**Exercise description:** Where a line holds "repayments", copy it.

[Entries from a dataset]
====================

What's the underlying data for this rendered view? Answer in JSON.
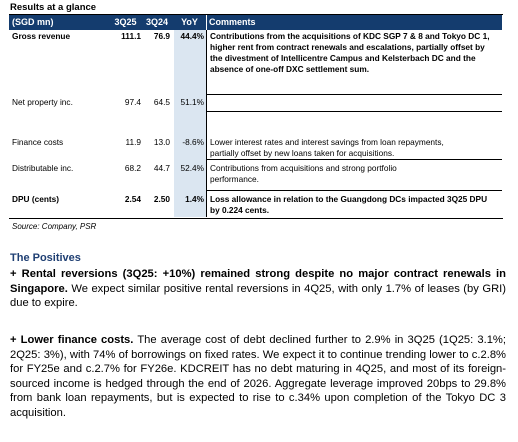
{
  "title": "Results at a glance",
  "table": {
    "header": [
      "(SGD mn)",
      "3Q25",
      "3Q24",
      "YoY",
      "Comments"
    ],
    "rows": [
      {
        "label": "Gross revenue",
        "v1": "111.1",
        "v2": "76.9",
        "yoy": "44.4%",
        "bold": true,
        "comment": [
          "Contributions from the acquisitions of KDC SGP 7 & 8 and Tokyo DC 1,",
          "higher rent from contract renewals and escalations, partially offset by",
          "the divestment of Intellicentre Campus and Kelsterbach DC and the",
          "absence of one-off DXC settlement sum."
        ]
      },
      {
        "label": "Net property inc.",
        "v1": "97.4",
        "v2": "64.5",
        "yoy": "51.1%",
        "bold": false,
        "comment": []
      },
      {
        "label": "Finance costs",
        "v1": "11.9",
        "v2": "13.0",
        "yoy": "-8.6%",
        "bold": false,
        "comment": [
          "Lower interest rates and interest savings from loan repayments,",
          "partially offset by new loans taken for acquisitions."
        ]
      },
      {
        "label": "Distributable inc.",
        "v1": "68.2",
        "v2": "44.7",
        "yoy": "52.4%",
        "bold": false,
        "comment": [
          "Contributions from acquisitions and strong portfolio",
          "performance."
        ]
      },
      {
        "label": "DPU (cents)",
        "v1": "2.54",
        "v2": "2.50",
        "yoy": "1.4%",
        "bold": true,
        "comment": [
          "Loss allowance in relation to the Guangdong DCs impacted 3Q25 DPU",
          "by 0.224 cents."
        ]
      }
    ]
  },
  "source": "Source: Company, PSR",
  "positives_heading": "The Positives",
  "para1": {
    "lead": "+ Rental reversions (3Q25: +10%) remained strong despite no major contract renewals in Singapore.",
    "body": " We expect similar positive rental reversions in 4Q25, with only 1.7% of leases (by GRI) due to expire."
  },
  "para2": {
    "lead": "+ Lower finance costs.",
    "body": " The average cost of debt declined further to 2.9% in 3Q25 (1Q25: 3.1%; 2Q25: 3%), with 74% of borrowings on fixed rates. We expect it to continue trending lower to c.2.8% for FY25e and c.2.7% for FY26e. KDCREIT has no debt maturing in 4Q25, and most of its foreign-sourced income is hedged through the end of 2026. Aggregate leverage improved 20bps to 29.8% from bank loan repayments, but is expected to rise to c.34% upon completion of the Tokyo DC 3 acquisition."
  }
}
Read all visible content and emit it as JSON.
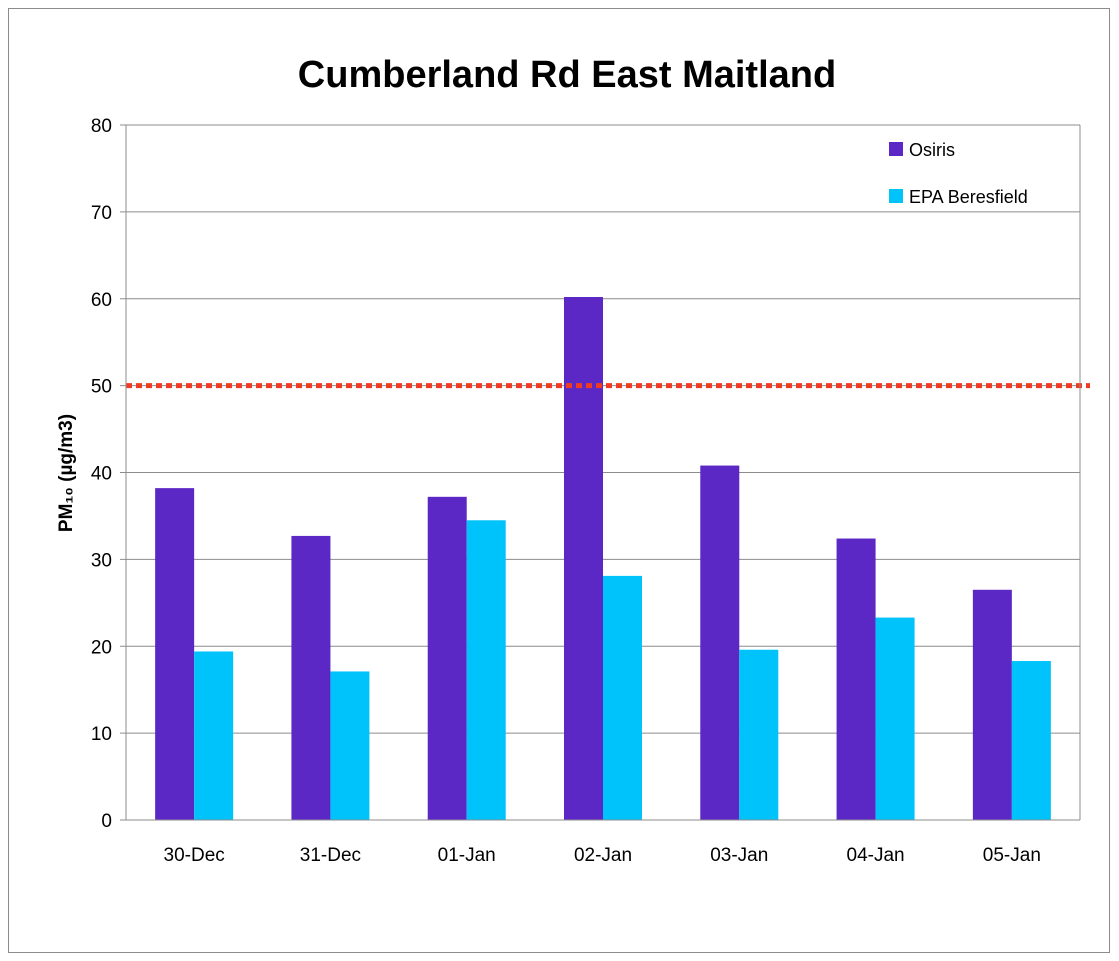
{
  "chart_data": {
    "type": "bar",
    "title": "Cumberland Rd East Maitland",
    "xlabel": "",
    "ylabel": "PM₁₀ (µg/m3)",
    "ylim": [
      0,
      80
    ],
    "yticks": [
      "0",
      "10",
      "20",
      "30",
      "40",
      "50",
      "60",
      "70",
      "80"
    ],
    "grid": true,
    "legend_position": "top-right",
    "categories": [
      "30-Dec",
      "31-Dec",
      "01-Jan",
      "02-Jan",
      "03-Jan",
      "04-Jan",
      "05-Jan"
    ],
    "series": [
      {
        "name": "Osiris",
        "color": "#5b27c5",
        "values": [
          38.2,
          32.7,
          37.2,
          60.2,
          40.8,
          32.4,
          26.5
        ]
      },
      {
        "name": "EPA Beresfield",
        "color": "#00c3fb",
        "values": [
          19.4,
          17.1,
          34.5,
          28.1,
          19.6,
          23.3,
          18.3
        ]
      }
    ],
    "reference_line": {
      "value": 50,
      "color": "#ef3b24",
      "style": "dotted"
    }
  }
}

====================

**Written response:**
          "Lower interest rates and interest savings from loan repayments,",
    "body": " The average cost of debt declined further to 2.9% in 3Q25 (1Q25: 3.1%; 2Q25: 3%), with 74% of borrowings on fixed rates. We expect it to continue trending lower to c.2.8% for FY25e and c.2.7% for FY26e. KDCREIT has no debt maturing in 4Q25, and most of its foreign-sourced income is hedged through the end of 2026. Aggregate leverage improved 20bps to 29.8% from bank loan repayments, but is expected to rise to c.34% upon completion of the Tokyo DC 3 acquisition."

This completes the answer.